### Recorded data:
[start]

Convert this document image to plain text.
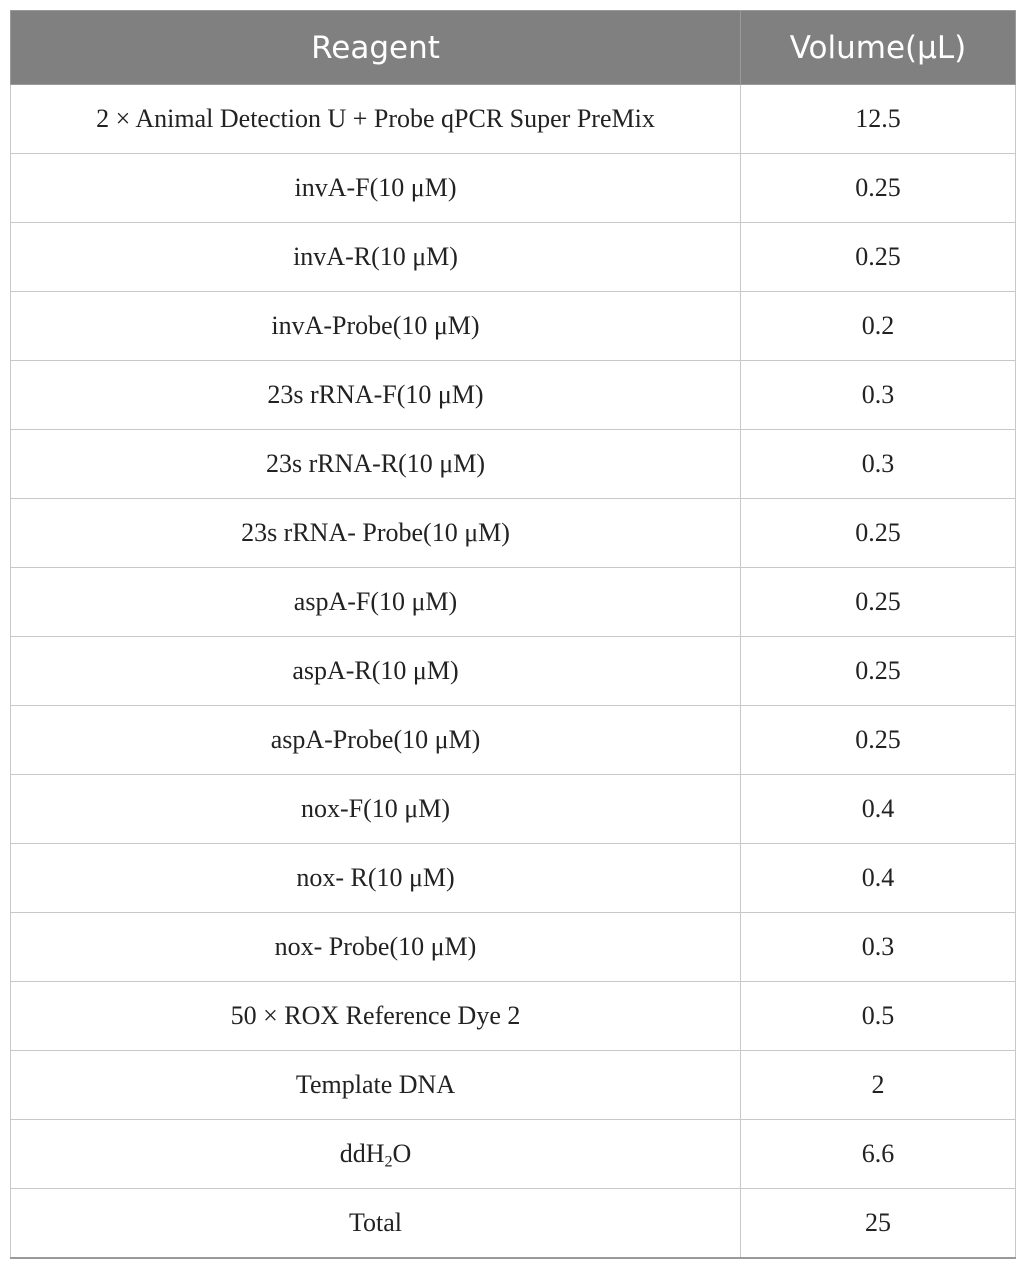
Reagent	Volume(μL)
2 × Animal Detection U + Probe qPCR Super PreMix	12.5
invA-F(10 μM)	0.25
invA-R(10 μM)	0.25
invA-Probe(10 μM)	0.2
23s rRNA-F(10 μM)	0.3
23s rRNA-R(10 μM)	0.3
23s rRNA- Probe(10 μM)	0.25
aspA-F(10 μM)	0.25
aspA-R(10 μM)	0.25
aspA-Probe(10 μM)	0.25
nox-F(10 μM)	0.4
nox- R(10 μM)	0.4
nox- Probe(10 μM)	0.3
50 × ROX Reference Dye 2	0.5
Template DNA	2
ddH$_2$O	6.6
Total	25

[end]
[start]

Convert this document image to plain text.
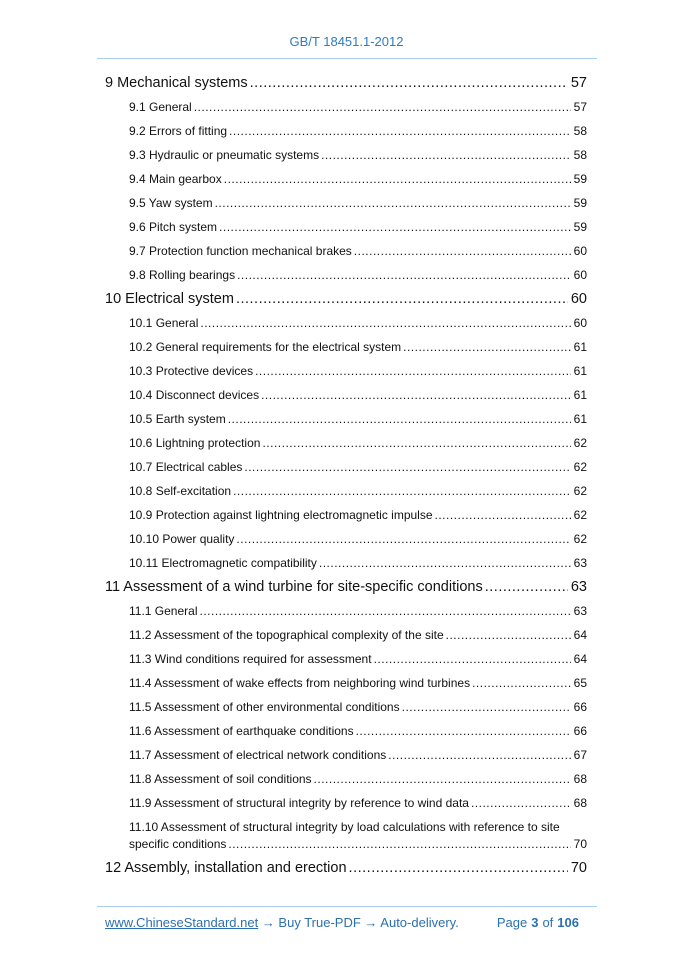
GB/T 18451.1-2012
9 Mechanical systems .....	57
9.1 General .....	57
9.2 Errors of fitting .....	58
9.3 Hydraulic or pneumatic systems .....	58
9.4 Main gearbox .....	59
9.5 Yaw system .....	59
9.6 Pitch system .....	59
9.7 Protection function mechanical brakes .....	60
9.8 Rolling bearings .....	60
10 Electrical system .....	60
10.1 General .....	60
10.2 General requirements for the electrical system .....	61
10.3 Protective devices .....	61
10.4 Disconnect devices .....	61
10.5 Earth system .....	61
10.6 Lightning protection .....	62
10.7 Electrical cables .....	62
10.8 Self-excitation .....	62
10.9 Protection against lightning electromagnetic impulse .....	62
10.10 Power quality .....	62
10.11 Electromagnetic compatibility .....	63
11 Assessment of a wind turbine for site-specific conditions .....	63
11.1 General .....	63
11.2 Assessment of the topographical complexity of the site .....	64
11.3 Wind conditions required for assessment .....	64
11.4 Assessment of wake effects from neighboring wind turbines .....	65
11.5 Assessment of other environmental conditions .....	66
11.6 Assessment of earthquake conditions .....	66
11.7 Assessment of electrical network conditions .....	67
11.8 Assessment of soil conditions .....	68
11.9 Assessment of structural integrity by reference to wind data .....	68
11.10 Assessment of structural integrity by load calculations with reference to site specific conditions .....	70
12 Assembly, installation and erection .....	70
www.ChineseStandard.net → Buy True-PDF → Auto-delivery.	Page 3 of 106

[end]

### What is required:
Where a line above contains the word "rRNA", copy that line.

### Expected answer:
23s rRNA-F(10 μM)	0.3
23s rRNA-R(10 μM)	0.3
23s rRNA- Probe(10 μM)	0.25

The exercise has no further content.